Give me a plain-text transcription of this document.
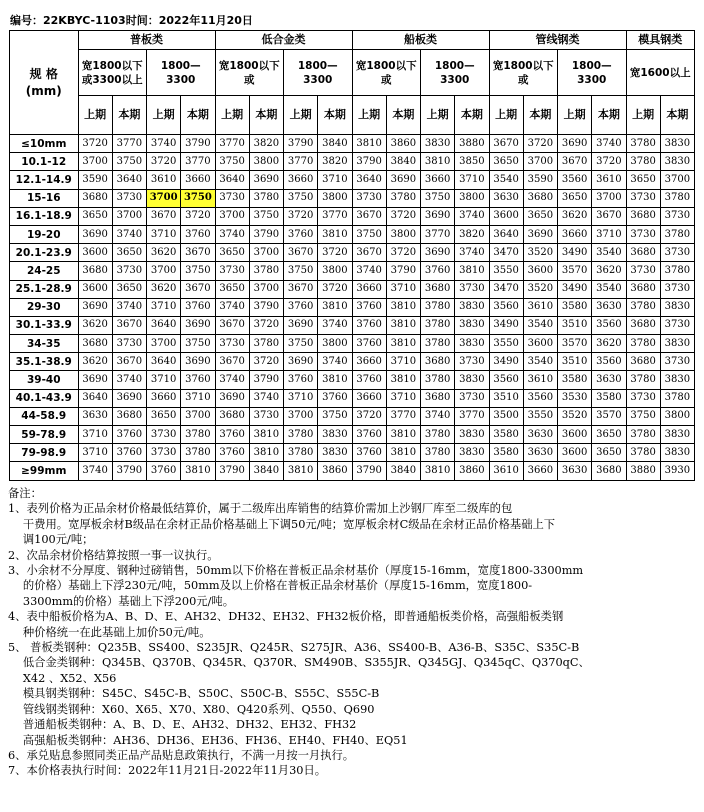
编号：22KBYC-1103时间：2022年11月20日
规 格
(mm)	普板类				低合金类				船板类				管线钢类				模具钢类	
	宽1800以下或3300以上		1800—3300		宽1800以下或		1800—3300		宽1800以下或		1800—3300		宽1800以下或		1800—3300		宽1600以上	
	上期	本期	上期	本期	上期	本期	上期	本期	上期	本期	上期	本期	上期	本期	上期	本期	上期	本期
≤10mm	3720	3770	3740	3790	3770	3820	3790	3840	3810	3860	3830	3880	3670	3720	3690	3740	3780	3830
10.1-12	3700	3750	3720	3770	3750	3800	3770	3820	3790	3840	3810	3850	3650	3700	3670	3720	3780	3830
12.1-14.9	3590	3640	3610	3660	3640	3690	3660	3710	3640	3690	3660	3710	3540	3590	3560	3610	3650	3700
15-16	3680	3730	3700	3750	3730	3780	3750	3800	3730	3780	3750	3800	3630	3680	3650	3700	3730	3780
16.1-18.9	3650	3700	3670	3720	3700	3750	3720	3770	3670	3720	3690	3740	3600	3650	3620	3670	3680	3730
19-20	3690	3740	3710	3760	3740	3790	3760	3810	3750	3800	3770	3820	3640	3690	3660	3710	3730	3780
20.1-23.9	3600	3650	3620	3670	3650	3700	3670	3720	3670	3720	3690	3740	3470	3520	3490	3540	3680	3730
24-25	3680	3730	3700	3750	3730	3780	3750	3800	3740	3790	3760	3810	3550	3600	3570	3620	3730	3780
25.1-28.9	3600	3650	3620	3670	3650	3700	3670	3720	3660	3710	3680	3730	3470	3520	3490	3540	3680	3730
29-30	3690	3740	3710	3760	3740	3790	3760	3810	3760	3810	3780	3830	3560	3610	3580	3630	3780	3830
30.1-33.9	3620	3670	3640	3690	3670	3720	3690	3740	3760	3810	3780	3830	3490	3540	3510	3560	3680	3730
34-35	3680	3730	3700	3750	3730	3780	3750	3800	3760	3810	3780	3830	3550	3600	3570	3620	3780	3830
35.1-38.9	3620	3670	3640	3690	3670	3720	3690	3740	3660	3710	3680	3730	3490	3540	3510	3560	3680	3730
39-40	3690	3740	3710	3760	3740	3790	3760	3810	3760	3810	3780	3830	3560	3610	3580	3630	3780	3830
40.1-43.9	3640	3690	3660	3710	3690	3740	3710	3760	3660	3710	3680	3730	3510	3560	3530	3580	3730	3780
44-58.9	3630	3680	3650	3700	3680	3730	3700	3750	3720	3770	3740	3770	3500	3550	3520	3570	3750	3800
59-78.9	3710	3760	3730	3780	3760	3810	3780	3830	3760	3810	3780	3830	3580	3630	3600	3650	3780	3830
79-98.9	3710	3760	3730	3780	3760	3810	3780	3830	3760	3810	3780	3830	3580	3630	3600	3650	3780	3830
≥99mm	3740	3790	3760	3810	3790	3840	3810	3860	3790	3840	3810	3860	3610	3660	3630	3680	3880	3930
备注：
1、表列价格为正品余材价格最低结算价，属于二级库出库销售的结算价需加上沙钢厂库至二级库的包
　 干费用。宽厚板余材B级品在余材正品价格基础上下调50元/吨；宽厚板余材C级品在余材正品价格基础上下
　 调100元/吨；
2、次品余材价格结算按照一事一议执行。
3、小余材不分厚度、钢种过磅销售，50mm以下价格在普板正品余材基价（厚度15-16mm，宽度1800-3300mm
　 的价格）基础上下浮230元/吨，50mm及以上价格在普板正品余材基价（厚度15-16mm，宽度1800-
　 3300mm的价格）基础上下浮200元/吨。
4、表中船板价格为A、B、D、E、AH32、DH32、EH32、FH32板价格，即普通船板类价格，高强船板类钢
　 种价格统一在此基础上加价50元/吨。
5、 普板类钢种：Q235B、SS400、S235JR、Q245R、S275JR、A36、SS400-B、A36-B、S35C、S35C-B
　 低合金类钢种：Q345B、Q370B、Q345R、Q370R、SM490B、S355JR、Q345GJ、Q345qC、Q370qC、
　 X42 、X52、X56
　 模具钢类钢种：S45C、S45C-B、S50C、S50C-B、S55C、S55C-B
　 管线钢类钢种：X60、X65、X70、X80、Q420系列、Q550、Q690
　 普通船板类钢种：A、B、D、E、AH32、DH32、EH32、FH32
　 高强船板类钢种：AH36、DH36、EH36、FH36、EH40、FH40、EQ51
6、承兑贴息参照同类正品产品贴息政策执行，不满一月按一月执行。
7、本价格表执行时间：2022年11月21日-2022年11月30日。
┄┄┄┄┄┄┄┄┄┄┄┄┄┄┄┄┄┄┄┄
▸ **Prompt**
Pictures don't belong in the copy. Restate all the entries exactly.

▸ **Answer**
Give me a plain-text transcription of this document.
编号：22KBYC-1103时间：2022年11月20日
规 格
(mm)	普板类				低合金类				船板类				管线钢类				模具钢类	
	宽1800以下或3300以上		1800—3300		宽1800以下或		1800—3300		宽1800以下或		1800—3300		宽1800以下或		1800—3300		宽1600以上	
	上期	本期	上期	本期	上期	本期	上期	本期	上期	本期	上期	本期	上期	本期	上期	本期	上期	本期
≤10mm	3720	3770	3740	3790	3770	3820	3790	3840	3810	3860	3830	3880	3670	3720	3690	3740	3780	3830
10.1-12	3700	3750	3720	3770	3750	3800	3770	3820	3790	3840	3810	3850	3650	3700	3670	3720	3780	3830
12.1-14.9	3590	3640	3610	3660	3640	3690	3660	3710	3640	3690	3660	3710	3540	3590	3560	3610	3650	3700
15-16	3680	3730	3700	3750	3730	3780	3750	3800	3730	3780	3750	3800	3630	3680	3650	3700	3730	3780
16.1-18.9	3650	3700	3670	3720	3700	3750	3720	3770	3670	3720	3690	3740	3600	3650	3620	3670	3680	3730
19-20	3690	3740	3710	3760	3740	3790	3760	3810	3750	3800	3770	3820	3640	3690	3660	3710	3730	3780
20.1-23.9	3600	3650	3620	3670	3650	3700	3670	3720	3670	3720	3690	3740	3470	3520	3490	3540	3680	3730
24-25	3680	3730	3700	3750	3730	3780	3750	3800	3740	3790	3760	3810	3550	3600	3570	3620	3730	3780
25.1-28.9	3600	3650	3620	3670	3650	3700	3670	3720	3660	3710	3680	3730	3470	3520	3490	3540	3680	3730
29-30	3690	3740	3710	3760	3740	3790	3760	3810	3760	3810	3780	3830	3560	3610	3580	3630	3780	3830
30.1-33.9	3620	3670	3640	3690	3670	3720	3690	3740	3760	3810	3780	3830	3490	3540	3510	3560	3680	3730
34-35	3680	3730	3700	3750	3730	3780	3750	3800	3760	3810	3780	3830	3550	3600	3570	3620	3780	3830
35.1-38.9	3620	3670	3640	3690	3670	3720	3690	3740	3660	3710	3680	3730	3490	3540	3510	3560	3680	3730
39-40	3690	3740	3710	3760	3740	3790	3760	3810	3760	3810	3780	3830	3560	3610	3580	3630	3780	3830
40.1-43.9	3640	3690	3660	3710	3690	3740	3710	3760	3660	3710	3680	3730	3510	3560	3530	3580	3730	3780
44-58.9	3630	3680	3650	3700	3680	3730	3700	3750	3720	3770	3740	3770	3500	3550	3520	3570	3750	3800
59-78.9	3710	3760	3730	3780	3760	3810	3780	3830	3760	3810	3780	3830	3580	3630	3600	3650	3780	3830
79-98.9	3710	3760	3730	3780	3760	3810	3780	3830	3760	3810	3780	3830	3580	3630	3600	3650	3780	3830
≥99mm	3740	3790	3760	3810	3790	3840	3810	3860	3790	3840	3810	3860	3610	3660	3630	3680	3880	3930
备注：
1、表列价格为正品余材价格最低结算价，属于二级库出库销售的结算价需加上沙钢厂库至二级库的包
　 干费用。宽厚板余材B级品在余材正品价格基础上下调50元/吨；宽厚板余材C级品在余材正品价格基础上下
　 调100元/吨；
2、次品余材价格结算按照一事一议执行。
3、小余材不分厚度、钢种过磅销售，50mm以下价格在普板正品余材基价（厚度15-16mm，宽度1800-3300mm
　 的价格）基础上下浮230元/吨，50mm及以上价格在普板正品余材基价（厚度15-16mm，宽度1800-
　 3300mm的价格）基础上下浮200元/吨。
4、表中船板价格为A、B、D、E、AH32、DH32、EH32、FH32板价格，即普通船板类价格，高强船板类钢
　 种价格统一在此基础上加价50元/吨。
5、 普板类钢种：Q235B、SS400、S235JR、Q245R、S275JR、A36、SS400-B、A36-B、S35C、S35C-B
　 低合金类钢种：Q345B、Q370B、Q345R、Q370R、SM490B、S355JR、Q345GJ、Q345qC、Q370qC、
　 X42 、X52、X56
　 模具钢类钢种：S45C、S45C-B、S50C、S50C-B、S55C、S55C-B
　 管线钢类钢种：X60、X65、X70、X80、Q420系列、Q550、Q690
　 普通船板类钢种：A、B、D、E、AH32、DH32、EH32、FH32
　 高强船板类钢种：AH36、DH36、EH36、FH36、EH40、FH40、EQ51
6、承兑贴息参照同类正品产品贴息政策执行，不满一月按一月执行。
7、本价格表执行时间：2022年11月21日-2022年11月30日。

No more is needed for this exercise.